● **Stored data**
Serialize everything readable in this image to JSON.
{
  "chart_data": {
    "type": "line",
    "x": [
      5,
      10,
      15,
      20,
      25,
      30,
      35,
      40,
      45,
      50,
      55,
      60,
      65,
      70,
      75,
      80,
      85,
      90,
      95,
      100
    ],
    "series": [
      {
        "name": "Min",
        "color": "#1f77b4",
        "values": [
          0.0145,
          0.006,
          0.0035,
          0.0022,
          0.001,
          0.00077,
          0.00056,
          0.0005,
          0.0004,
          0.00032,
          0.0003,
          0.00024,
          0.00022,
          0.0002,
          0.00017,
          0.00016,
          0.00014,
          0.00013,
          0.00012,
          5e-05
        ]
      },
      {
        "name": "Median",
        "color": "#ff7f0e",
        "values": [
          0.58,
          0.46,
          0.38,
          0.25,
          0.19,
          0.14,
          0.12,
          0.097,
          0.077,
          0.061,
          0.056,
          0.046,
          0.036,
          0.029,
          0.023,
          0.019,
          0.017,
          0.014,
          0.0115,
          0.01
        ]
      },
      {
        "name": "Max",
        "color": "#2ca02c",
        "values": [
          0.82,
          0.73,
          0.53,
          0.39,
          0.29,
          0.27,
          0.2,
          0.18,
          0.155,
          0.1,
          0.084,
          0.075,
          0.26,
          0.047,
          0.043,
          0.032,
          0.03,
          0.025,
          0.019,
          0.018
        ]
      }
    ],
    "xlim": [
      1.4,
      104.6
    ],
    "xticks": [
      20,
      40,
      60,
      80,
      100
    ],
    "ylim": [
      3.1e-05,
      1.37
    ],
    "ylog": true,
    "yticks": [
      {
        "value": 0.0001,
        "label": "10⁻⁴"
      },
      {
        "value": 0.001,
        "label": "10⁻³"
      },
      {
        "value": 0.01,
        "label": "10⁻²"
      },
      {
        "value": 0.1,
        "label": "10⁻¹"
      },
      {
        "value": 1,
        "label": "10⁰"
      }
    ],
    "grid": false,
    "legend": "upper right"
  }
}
--
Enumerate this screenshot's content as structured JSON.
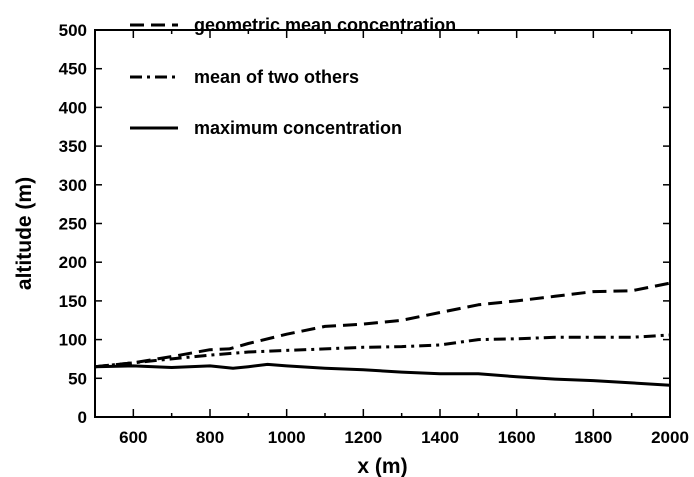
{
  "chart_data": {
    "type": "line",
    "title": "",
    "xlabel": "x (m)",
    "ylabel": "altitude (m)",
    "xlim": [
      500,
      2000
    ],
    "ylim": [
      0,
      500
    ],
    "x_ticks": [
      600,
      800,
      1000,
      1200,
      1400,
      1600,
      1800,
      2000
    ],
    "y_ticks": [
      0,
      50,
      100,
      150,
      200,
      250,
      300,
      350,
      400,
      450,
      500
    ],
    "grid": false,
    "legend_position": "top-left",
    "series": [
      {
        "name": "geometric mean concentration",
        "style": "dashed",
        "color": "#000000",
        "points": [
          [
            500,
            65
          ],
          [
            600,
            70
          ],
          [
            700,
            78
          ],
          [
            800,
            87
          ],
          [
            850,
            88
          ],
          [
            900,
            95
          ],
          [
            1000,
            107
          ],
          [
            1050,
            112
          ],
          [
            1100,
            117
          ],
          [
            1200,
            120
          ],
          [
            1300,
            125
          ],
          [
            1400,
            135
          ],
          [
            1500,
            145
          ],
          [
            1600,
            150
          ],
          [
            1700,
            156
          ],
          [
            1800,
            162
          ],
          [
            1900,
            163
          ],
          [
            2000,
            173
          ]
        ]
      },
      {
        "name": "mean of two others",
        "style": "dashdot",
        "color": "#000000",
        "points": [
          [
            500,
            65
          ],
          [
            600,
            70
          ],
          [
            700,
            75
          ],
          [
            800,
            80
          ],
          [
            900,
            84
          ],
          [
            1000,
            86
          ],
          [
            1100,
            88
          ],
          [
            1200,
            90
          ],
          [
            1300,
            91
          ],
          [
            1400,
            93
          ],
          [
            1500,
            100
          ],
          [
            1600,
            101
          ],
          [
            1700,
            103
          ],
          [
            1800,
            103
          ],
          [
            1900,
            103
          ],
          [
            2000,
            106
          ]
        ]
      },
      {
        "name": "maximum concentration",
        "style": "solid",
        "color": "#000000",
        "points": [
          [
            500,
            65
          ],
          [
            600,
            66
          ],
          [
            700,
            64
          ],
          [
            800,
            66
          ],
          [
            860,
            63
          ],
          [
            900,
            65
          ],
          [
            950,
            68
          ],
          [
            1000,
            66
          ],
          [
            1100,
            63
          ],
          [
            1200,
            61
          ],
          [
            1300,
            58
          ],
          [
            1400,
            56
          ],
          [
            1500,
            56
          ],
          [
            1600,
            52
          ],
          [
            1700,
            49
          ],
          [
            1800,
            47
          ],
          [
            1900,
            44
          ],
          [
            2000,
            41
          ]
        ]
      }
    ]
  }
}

● **Work to be completed**
Give the count of lines that hold the word "mean", with nothing added.

● **The response**
2